Go through the data below and gather each line containing "Maschio".

§ **EXERCISE MATERIALS**
[start]
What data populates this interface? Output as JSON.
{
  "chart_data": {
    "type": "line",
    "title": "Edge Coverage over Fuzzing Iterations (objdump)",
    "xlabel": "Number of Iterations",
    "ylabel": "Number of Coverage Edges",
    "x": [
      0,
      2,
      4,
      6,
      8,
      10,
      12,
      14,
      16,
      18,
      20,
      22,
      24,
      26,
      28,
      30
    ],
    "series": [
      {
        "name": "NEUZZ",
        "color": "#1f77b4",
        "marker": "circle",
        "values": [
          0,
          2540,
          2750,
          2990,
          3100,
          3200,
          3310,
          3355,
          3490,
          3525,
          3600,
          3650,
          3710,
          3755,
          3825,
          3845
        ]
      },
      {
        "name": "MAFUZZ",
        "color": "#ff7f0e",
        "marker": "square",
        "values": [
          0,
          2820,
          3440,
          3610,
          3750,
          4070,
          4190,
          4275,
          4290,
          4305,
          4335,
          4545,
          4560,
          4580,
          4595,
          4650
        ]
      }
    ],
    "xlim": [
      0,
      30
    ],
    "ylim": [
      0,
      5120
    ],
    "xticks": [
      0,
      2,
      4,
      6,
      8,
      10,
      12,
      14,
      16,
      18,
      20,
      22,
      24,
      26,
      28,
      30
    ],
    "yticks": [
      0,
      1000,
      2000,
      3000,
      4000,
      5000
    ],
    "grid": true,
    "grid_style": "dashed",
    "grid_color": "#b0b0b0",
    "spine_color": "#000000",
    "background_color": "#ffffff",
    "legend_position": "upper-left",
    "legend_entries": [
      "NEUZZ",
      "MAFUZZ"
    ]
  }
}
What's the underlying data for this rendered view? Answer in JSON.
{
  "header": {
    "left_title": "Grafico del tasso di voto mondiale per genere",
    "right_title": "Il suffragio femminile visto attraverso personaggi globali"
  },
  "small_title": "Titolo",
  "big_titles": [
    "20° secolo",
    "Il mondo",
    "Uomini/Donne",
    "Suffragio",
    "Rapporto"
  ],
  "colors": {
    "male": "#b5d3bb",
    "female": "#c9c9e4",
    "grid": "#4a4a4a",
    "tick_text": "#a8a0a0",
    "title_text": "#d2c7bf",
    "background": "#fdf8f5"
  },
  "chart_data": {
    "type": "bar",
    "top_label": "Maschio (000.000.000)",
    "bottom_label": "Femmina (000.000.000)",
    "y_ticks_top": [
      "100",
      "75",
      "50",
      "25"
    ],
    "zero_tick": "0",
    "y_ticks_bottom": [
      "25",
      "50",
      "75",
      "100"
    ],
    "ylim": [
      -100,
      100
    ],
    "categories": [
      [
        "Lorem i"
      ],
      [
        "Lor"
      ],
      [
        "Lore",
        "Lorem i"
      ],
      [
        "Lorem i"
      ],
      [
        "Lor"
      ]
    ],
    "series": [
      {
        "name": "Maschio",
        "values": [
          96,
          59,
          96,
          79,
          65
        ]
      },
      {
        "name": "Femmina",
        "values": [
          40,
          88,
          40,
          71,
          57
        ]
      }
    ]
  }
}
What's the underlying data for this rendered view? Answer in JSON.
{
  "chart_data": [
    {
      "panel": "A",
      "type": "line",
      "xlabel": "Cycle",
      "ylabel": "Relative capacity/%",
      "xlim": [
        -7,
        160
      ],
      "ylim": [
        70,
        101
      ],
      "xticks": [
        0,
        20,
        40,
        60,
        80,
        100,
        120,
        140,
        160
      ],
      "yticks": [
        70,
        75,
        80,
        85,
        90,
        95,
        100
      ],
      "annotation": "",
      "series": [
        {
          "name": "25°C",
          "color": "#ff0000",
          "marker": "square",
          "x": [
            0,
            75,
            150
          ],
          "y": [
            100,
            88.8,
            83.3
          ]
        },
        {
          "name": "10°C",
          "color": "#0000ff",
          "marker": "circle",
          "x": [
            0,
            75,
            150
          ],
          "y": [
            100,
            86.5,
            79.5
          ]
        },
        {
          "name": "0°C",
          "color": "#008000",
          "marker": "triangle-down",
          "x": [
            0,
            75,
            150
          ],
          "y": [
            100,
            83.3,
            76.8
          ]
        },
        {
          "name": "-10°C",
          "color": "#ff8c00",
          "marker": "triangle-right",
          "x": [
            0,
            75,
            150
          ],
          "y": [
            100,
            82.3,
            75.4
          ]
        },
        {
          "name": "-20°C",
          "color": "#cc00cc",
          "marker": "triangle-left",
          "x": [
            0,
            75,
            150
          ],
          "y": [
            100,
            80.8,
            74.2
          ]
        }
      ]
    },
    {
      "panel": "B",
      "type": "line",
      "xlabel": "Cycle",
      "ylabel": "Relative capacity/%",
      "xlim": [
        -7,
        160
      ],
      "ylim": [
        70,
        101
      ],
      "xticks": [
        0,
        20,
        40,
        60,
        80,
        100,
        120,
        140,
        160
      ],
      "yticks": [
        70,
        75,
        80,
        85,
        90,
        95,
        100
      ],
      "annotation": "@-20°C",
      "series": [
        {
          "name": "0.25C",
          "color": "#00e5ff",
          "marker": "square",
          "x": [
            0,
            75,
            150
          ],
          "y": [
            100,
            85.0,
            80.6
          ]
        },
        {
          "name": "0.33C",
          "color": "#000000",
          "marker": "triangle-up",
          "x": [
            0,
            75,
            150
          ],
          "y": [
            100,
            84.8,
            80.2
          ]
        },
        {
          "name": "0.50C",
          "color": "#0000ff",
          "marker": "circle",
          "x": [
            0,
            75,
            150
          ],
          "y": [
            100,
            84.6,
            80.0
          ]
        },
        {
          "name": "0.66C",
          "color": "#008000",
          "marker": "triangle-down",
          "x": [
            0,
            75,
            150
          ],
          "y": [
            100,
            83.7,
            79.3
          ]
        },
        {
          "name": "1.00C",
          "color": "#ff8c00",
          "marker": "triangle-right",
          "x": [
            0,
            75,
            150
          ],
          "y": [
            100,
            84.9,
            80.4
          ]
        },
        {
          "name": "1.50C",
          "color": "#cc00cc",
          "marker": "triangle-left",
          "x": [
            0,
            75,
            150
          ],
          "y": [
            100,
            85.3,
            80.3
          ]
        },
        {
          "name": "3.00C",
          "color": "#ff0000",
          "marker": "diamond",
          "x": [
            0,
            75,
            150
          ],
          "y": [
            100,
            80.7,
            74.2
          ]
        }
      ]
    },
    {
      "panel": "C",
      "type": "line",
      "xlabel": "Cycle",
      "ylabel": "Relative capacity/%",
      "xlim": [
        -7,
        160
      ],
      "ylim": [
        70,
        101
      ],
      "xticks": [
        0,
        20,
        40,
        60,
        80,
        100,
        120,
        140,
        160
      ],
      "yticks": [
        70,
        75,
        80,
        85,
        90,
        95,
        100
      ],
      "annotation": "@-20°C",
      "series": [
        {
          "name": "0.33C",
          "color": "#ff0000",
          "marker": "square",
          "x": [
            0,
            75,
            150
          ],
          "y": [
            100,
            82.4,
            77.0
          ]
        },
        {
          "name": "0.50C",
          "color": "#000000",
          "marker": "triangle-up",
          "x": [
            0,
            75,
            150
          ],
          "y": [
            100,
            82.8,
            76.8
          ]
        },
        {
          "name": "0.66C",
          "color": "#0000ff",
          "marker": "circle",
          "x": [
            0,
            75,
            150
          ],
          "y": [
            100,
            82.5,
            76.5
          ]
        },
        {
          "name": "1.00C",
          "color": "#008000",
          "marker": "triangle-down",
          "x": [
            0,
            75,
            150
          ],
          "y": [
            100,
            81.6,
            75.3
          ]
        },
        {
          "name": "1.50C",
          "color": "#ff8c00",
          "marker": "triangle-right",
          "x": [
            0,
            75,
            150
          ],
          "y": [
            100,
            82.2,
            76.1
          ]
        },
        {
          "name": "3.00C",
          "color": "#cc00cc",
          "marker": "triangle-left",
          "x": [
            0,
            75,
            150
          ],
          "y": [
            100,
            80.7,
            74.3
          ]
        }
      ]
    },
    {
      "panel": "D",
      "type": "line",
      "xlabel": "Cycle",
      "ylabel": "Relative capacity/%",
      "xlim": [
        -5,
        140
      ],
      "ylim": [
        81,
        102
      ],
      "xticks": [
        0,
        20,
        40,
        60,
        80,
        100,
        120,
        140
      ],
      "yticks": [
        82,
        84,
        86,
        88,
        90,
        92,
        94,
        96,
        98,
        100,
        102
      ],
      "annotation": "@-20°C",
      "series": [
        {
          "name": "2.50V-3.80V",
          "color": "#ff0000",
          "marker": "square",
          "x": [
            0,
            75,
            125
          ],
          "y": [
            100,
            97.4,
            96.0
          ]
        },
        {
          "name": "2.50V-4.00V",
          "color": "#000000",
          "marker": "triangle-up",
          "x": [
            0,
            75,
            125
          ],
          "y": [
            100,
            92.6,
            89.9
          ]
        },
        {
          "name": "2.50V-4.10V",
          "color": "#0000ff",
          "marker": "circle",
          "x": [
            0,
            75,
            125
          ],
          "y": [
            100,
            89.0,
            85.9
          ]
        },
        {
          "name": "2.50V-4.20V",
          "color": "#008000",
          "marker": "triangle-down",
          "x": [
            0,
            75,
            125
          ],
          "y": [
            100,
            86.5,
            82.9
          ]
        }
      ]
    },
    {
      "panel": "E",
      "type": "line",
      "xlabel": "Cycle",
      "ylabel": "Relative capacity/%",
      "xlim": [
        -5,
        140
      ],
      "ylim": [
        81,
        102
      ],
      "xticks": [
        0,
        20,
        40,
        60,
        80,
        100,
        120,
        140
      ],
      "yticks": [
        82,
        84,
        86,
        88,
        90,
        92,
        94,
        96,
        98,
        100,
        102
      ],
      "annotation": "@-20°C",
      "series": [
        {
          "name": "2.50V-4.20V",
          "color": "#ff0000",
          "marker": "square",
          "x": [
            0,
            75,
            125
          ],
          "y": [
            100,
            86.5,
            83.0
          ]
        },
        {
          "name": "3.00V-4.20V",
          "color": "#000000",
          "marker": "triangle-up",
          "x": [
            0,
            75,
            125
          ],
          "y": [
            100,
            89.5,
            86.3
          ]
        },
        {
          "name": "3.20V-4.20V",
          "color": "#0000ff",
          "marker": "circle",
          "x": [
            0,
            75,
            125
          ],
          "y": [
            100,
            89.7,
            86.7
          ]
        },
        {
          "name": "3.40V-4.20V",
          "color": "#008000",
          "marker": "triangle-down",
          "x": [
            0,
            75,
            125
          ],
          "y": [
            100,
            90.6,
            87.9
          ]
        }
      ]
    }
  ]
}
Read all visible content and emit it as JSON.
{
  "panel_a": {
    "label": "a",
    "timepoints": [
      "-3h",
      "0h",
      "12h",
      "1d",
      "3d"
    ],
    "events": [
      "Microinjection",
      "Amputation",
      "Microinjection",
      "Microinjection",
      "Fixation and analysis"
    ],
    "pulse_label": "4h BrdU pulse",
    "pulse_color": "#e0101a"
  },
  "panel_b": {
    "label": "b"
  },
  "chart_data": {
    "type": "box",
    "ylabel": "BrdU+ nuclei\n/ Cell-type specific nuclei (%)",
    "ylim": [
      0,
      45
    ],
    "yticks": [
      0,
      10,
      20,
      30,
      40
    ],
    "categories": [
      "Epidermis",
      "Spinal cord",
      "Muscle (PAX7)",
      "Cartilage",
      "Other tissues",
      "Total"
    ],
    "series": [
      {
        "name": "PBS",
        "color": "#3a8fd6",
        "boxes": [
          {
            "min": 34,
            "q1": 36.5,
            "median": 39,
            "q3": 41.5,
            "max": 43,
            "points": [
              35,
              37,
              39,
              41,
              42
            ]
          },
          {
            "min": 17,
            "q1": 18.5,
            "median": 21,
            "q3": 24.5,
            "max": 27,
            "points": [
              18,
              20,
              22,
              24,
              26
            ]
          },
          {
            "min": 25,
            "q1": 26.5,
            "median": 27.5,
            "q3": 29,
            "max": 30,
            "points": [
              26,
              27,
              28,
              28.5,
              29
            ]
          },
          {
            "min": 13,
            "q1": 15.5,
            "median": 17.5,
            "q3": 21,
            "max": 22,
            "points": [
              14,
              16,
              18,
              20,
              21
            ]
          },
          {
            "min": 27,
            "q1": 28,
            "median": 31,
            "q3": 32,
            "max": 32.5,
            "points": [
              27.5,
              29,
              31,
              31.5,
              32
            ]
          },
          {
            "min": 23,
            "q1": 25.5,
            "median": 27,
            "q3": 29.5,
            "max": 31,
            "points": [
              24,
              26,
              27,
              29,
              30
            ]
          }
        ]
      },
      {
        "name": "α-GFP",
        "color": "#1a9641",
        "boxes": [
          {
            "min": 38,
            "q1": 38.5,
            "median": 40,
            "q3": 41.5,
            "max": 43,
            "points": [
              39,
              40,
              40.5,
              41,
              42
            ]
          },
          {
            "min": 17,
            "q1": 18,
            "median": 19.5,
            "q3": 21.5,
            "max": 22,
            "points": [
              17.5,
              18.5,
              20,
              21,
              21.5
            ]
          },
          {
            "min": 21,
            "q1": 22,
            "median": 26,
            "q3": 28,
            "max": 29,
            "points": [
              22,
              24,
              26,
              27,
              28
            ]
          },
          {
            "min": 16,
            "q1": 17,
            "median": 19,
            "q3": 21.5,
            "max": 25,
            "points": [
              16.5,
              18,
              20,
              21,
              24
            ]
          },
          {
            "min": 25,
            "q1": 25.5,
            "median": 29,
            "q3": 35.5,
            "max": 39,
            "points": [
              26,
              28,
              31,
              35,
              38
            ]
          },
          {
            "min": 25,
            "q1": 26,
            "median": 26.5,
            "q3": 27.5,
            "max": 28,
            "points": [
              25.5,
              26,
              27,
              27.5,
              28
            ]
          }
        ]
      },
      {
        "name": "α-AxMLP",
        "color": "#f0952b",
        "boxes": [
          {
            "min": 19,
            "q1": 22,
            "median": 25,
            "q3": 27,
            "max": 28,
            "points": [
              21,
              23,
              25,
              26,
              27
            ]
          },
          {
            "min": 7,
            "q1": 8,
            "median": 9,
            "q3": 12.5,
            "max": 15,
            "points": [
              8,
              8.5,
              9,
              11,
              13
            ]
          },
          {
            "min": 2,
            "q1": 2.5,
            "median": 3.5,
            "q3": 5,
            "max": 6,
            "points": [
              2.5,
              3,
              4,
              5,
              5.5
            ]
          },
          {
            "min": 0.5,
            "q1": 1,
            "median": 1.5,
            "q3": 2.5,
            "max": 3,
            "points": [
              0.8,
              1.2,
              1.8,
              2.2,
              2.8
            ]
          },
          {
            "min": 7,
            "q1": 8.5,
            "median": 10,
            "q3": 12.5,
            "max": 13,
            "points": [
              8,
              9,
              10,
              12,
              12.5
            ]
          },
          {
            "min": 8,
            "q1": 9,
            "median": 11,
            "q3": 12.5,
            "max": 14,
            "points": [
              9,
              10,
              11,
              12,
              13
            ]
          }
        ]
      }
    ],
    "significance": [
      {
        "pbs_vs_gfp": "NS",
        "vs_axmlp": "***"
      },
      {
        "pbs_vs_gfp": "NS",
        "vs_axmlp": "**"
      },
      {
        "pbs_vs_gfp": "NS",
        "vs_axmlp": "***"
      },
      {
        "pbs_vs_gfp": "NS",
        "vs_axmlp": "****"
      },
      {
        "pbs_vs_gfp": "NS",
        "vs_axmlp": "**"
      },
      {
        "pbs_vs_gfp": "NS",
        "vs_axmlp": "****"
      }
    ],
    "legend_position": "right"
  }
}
[end]
§ **THE RESULT**
    "top_label": "Maschio (000.000.000)",
        "name": "Maschio",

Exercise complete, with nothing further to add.